§ WHAT YOU ARE ASKED TO DO
List each line in which the string "sisteme" appears.

Data extracted from a collection:
★ ★ ★

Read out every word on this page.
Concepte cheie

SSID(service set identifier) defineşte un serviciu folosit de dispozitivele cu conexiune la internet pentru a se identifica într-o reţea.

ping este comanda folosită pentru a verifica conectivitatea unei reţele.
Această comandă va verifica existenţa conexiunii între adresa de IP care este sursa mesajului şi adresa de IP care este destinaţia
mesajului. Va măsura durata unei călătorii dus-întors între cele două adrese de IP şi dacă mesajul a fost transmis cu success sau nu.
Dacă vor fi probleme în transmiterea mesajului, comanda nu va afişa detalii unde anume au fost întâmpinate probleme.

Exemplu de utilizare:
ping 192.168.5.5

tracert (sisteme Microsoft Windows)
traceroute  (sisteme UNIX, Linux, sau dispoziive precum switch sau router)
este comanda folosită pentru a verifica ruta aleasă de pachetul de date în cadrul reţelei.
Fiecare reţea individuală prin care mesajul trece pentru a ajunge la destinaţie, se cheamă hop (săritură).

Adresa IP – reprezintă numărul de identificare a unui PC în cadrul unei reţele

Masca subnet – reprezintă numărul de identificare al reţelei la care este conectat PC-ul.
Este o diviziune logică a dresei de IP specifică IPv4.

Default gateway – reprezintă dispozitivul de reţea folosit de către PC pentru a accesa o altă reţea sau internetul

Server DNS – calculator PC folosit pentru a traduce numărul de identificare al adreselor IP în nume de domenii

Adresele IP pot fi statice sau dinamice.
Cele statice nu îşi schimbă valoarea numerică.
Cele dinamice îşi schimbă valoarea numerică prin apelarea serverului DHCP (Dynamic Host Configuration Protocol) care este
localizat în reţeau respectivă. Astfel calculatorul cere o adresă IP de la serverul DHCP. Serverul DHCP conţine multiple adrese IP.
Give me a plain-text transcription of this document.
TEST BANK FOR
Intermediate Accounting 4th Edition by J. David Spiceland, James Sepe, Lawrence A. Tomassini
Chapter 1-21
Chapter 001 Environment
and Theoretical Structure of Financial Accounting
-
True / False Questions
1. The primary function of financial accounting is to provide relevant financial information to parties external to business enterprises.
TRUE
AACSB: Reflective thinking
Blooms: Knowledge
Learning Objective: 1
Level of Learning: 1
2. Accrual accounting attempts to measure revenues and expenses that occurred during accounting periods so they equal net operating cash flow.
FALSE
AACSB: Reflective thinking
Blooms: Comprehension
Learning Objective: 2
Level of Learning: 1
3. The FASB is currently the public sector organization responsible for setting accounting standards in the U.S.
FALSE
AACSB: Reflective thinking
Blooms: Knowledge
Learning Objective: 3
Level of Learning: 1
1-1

★ ★ ★

§ WRITTEN REPLY
tracert (sisteme Microsoft Windows)
traceroute  (sisteme UNIX, Linux, sau dispoziive precum switch sau router)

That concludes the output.